Extracted data entries:
■ ■ ■ ■ ■

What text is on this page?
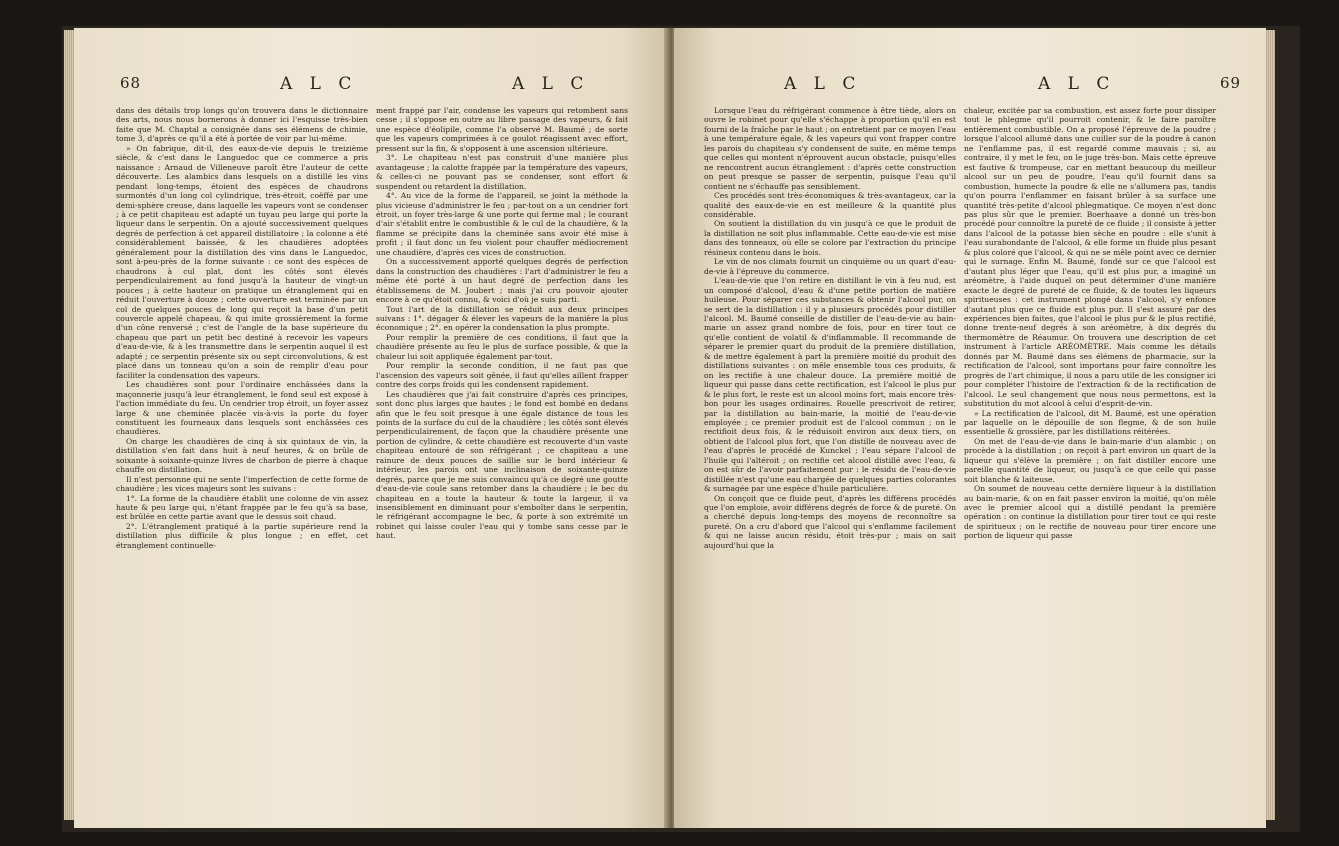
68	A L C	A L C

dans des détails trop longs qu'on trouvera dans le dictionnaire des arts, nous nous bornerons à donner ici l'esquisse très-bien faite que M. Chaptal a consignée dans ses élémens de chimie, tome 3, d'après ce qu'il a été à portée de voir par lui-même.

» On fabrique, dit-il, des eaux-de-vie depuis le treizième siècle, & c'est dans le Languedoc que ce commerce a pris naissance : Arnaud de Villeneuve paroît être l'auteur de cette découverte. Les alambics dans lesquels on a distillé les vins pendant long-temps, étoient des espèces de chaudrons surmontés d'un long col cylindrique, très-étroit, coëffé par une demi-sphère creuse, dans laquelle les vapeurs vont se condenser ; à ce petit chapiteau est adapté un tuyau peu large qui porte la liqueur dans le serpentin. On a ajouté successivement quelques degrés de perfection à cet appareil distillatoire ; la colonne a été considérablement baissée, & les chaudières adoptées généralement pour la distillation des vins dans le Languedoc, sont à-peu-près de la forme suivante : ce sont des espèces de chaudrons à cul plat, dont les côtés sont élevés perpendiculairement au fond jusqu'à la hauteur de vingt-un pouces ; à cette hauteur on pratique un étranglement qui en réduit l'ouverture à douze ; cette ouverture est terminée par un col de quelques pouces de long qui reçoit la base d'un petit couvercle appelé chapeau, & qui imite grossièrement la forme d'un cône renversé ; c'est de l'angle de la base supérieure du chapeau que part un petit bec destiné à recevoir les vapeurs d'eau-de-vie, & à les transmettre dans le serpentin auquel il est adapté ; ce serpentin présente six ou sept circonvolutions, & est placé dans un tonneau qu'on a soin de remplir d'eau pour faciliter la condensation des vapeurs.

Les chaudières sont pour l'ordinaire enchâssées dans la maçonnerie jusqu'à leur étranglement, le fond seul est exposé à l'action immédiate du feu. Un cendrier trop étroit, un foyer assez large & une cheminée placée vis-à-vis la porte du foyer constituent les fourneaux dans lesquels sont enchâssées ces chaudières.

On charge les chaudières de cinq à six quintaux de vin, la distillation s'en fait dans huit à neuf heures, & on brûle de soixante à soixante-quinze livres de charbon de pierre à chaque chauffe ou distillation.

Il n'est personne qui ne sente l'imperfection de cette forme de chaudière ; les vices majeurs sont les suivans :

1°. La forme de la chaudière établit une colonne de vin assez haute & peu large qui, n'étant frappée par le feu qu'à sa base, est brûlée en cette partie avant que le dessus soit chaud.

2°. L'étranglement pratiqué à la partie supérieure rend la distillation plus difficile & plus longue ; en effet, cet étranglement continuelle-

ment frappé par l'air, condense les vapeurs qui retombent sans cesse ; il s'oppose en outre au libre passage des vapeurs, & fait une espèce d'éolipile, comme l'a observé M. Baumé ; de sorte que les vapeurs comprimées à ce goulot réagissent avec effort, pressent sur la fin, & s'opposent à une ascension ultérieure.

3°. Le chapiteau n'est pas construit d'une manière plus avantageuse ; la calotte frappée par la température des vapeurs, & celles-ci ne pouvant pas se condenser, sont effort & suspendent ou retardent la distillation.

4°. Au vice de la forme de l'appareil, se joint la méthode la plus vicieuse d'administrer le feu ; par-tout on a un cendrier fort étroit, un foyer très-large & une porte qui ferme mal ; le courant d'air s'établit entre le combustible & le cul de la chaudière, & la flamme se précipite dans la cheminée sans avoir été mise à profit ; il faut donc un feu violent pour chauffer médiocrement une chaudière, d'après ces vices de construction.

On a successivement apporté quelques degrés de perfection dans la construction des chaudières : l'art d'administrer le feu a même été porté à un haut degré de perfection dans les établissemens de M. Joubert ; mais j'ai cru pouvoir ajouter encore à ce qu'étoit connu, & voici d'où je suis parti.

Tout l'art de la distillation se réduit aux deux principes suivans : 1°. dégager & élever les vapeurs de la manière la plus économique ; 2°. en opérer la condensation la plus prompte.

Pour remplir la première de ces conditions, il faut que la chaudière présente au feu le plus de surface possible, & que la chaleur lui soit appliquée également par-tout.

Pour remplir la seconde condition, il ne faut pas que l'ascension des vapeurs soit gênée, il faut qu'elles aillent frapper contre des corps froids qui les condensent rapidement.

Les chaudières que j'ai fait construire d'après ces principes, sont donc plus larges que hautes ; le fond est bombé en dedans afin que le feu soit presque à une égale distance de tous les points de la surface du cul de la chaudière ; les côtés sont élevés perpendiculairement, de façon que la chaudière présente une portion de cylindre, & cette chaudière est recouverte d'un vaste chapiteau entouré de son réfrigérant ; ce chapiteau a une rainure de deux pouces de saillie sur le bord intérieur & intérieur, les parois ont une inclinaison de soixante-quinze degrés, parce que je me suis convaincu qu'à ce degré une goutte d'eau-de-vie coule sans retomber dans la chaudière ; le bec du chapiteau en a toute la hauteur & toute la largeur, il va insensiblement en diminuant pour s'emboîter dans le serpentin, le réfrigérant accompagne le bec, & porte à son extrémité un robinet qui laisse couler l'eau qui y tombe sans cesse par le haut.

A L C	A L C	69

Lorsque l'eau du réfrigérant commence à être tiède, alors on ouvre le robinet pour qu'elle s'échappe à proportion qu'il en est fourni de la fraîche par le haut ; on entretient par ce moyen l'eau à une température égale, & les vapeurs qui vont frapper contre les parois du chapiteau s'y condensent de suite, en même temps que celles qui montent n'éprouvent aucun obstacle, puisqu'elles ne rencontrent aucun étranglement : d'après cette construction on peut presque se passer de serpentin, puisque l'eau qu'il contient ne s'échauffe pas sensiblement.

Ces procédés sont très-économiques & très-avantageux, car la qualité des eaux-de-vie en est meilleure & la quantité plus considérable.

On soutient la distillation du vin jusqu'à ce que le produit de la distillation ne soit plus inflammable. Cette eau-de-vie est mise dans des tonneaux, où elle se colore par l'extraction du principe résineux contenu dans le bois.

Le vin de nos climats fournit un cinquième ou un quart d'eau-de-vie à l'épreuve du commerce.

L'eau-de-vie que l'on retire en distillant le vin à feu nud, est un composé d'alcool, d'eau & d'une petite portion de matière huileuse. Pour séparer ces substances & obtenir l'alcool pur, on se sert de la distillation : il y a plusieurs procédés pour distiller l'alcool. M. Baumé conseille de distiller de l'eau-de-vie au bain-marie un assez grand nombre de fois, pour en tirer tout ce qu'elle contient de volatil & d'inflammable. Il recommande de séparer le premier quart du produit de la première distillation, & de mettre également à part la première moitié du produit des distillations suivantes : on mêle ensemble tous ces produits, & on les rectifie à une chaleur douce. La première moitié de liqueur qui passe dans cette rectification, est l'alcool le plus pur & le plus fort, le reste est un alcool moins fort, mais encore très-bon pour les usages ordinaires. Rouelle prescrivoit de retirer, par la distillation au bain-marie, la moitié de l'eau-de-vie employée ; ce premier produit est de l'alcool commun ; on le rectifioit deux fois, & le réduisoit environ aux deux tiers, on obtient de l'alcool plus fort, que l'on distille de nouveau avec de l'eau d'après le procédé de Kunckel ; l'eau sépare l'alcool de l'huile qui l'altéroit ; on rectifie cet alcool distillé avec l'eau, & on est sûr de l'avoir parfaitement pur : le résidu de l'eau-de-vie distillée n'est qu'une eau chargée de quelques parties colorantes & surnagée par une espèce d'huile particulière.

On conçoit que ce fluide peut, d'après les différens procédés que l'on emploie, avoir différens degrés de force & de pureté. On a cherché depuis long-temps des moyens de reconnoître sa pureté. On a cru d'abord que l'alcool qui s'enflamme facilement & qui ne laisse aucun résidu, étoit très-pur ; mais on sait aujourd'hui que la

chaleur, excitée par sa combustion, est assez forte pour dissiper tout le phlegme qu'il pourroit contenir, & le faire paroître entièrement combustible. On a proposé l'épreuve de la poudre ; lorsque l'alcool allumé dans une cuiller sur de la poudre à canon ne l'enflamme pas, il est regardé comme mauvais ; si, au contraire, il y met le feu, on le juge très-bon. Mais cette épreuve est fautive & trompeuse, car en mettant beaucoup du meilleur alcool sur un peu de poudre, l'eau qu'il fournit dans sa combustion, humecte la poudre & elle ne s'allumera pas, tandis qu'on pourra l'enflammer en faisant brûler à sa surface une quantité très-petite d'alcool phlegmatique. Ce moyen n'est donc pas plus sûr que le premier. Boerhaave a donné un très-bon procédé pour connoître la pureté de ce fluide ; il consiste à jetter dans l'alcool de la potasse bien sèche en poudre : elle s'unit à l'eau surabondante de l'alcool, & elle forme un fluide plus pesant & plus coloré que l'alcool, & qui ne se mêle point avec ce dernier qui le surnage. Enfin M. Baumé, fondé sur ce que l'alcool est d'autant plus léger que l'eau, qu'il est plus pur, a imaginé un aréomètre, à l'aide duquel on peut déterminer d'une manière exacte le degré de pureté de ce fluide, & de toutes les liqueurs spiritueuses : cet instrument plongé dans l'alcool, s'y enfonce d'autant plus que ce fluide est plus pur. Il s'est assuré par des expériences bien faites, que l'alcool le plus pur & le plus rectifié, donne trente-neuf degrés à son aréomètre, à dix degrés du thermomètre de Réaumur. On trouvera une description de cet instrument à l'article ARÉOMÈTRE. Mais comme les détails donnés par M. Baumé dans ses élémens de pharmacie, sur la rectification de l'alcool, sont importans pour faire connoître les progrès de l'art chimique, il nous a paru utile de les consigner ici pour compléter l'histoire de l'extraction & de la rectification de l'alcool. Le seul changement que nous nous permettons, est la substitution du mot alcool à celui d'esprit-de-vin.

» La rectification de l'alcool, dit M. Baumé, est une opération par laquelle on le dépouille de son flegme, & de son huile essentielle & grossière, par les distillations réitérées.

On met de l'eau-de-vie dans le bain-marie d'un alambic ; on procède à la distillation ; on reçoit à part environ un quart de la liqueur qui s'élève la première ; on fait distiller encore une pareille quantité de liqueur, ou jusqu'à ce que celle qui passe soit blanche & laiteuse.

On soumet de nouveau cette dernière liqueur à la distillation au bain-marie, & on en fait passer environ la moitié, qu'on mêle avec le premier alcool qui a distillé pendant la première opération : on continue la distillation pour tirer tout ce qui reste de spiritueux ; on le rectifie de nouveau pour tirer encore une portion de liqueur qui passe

■ ■ ■ ■ ■

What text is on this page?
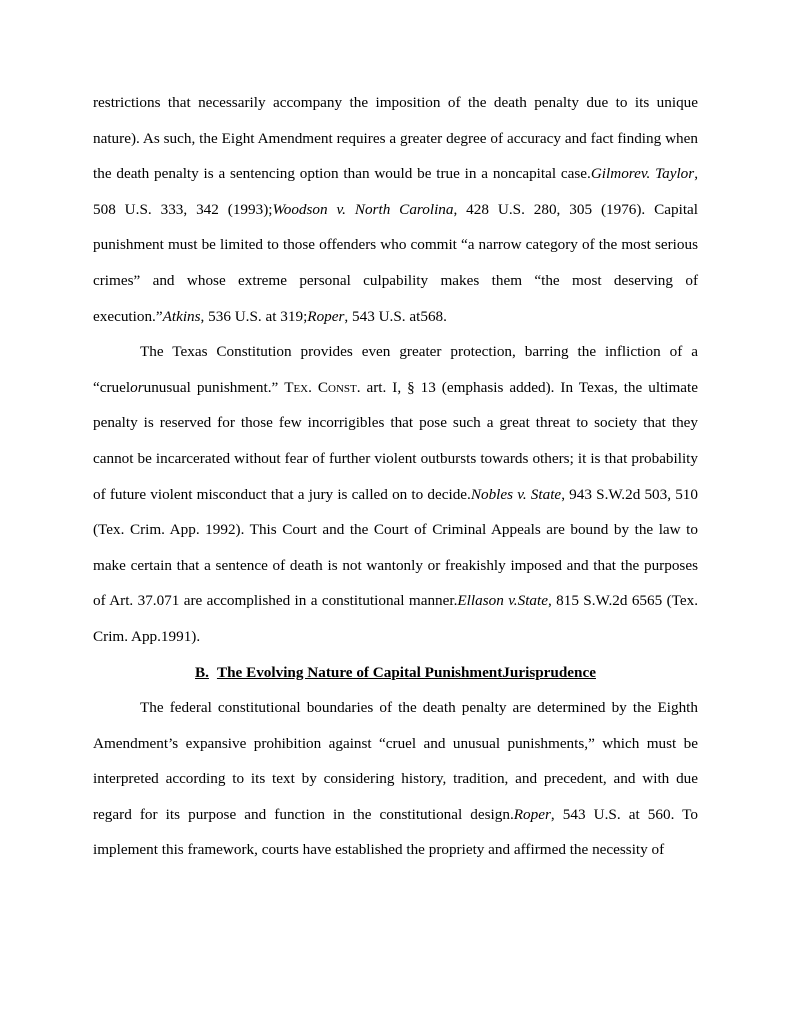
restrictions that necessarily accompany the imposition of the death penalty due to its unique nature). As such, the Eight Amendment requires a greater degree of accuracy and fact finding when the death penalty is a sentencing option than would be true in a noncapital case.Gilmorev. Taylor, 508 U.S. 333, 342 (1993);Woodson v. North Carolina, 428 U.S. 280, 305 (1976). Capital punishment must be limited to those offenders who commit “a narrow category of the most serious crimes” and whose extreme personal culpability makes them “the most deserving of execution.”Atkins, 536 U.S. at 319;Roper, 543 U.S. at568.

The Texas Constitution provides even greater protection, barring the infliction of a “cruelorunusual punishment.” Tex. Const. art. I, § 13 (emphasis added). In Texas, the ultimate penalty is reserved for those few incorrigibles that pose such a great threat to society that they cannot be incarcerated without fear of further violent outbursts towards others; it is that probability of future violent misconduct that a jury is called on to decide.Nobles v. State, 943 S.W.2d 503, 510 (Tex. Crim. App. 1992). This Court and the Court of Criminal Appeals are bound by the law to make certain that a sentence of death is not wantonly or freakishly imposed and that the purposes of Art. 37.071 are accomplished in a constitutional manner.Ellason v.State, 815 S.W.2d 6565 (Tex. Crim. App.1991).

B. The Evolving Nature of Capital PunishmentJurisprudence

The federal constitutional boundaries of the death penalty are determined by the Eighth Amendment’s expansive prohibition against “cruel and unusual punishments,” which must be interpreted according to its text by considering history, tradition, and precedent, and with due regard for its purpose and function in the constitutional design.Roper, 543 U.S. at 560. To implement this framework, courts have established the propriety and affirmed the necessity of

■ ■ ■ ■ ■

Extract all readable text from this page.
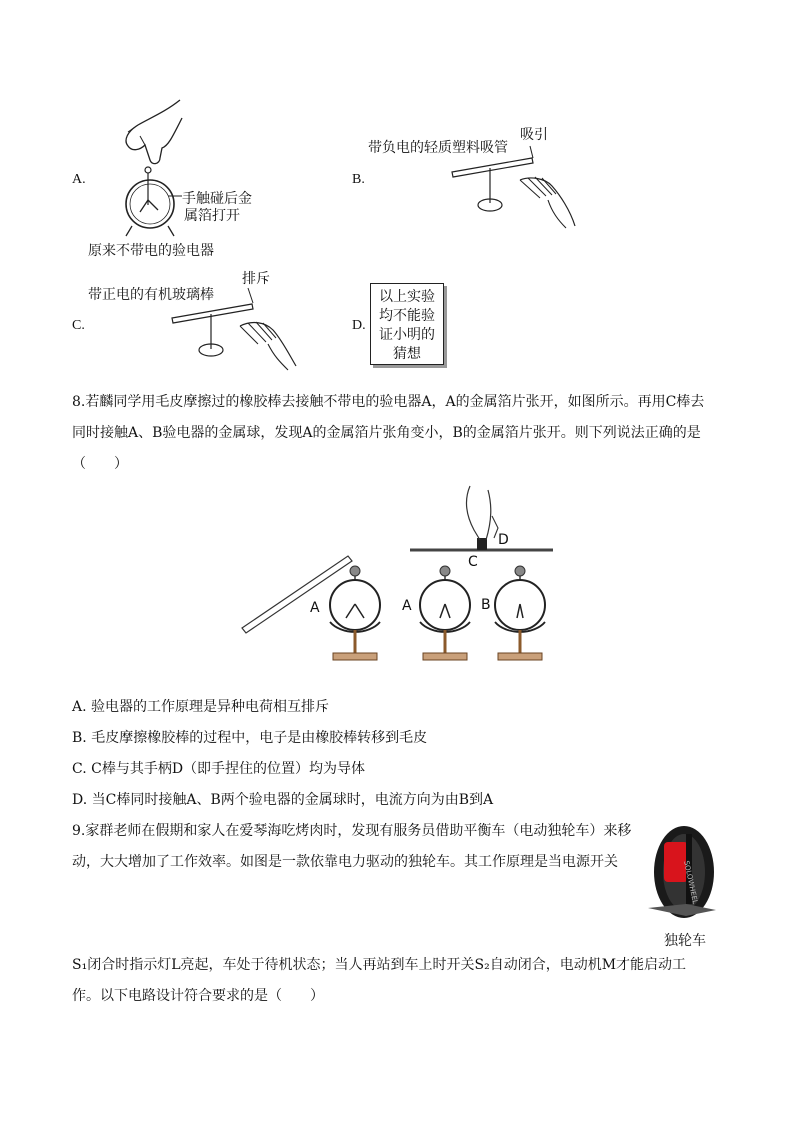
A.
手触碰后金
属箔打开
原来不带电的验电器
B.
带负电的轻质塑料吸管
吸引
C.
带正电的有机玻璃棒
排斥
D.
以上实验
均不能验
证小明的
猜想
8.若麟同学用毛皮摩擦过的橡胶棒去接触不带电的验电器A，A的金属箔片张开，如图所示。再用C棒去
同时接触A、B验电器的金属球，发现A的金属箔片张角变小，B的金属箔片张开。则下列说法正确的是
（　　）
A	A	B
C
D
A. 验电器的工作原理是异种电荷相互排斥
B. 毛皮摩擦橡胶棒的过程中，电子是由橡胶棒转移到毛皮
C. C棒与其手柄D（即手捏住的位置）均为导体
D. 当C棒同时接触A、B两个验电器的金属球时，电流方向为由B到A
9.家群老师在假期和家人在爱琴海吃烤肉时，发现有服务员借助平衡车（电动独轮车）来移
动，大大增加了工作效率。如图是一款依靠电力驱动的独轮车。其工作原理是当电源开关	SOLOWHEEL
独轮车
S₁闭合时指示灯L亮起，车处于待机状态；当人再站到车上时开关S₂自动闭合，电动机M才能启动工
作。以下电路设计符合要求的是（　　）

■ ■ ■ ■ ■

● **INSTRUCTIONS TO FOLLOW**: Search the data for "température". Copy every line that has it.

● **EXPECTED ANSWER**:
3°. Le chapiteau n'est pas construit d'une manière plus avantageuse ; la calotte frappée par la température des vapeurs, & celles-ci ne pouvant pas se condenser, sont effort & suspendent ou retardent la distillation.
Lorsque l'eau du réfrigérant commence à être tiède, alors on ouvre le robinet pour qu'elle s'échappe à proportion qu'il en est fourni de la fraîche par le haut ; on entretient par ce moyen l'eau à une température égale, & les vapeurs qui vont frapper contre les parois du chapiteau s'y condensent de suite, en même temps que celles qui montent n'éprouvent aucun obstacle, puisqu'elles ne rencontrent aucun étranglement : d'après cette construction on peut presque se passer de serpentin, puisque l'eau qu'il contient ne s'échauffe pas sensiblement.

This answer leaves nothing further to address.